Aufgabe
Gib den Textauszug zur IHS-Prognose zwischen „Wien. Diesmal hatten“ und „Hochphase hinaus anzukurbeln.“ (beide eingeschlossen) erneut wieder und tausche dabei „Ökonomen“ gegen „Fachleute“ aus.

Textauszug
§ §
Wien. Diesmal hatten die Ökonomen des Instituts für Höhere Studien (IHS) ausnahmsweise fast nur gute Nachrichten im Gepäck: In den kommenden fünf Jahren werden in Österreich mehr Menschen eine Beschäftigung finden, sie werden länger und produktiver arbeiten, die heimischen Unternehmen werden mehr exportieren, mehr Gewinn erzielen, ihren Mitarbeitern real mehr Lohn bezahlen, und alle zusammen werden mehr Geld ausgeben, um die Wirtschaft über die momentane Hochphase hinaus anzukurbeln.

Bleibt der Welt die Eskalation im globalen Handelsstreit erspart, dürfte Österreichs Bruttoinlandsprodukt im Schnitt bis 2022 um 1,9 Prozent pro Jahr ansteigen, so das Ergebnis der jüngsten Mittelfristprognose des Instituts. Auch am Staat werde das wohl schwächere, aber dafür lang anhaltende Wachstum nicht spurlos vorübergehen. Erstmals seit 65 Jahren könnte die öffentliche Hand dank guter Konjunktur und Niedrigzinsen durchgehend im Plus sein, so die Erwartung. Heuer und im nächsten Jahr werde der Überschuss noch nahe der Nulllinie zu liegen kommen. Ab 2020 rechnet IHS-Ökonom Helmut Hofer aber mit „deutlichen Überschüssen“ für den Finanzminister. 1,5 bis zwei Milliarden Euro Plus erwartet sein Institutschef, Martin Kocher, jedes Jahr.

Arbeitslosenquote bleibt hoch

Auch Finanzminister Hartwig Löger (ÖVP) rechnet damit, dass der Bund in den Jahren 2019 bis 2022 mehr einnehmen als ausgeben wird. Damit das Realität wird, braucht es aber mehr als ein wenig Rückenwind von der Konjunktur.
§ §
Datenzeilen
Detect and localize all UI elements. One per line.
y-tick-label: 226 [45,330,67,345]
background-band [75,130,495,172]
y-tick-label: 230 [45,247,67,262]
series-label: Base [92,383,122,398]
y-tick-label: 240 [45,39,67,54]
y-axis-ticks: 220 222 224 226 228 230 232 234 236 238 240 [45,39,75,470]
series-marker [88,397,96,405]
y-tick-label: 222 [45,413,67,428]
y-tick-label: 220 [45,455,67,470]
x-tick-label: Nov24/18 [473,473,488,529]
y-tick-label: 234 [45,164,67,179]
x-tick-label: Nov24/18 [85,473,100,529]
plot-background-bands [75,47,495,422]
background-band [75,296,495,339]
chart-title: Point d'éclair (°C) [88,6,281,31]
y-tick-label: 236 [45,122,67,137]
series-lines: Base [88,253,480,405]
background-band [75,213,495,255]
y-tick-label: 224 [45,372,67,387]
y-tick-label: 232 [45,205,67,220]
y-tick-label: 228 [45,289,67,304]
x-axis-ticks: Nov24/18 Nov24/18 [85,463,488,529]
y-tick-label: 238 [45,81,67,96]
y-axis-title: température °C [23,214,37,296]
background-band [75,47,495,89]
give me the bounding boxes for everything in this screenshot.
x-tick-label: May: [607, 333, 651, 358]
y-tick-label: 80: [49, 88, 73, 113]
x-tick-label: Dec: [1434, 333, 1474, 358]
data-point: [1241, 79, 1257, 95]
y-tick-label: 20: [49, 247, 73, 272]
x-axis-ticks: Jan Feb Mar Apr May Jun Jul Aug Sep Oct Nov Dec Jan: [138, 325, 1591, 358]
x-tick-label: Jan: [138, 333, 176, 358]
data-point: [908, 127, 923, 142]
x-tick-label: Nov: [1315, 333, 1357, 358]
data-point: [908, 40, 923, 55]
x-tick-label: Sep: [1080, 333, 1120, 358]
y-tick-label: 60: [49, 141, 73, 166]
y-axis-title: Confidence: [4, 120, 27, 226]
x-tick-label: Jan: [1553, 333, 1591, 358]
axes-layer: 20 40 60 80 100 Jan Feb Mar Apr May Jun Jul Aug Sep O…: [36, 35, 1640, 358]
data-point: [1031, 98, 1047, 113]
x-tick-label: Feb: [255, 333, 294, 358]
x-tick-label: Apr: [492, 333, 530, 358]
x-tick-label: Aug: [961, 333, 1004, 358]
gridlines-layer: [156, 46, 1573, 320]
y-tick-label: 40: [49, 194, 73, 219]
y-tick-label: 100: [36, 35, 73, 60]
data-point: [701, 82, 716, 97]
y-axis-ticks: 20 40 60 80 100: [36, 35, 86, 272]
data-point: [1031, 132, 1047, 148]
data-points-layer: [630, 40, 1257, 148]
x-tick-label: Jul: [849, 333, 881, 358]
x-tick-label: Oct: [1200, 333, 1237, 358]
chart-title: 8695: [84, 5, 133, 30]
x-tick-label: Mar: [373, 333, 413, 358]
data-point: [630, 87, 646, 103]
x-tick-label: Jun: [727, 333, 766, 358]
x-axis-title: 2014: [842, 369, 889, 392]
§ §
Antwort
Wien. Diesmal hatten die Fachleute des Instituts für Höhere Studien (IHS) ausnahmsweise fast nur gute Nachrichten im Gepäck: In den kommenden fünf Jahren werden in Österreich mehr Menschen eine Beschäftigung finden, sie werden länger und produktiver arbeiten, die heimischen Unternehmen werden mehr exportieren, mehr Gewinn erzielen, ihren Mitarbeitern real mehr Lohn bezahlen, und alle zusammen werden mehr Geld ausgeben, um die Wirtschaft über die momentane Hochphase hinaus anzukurbeln.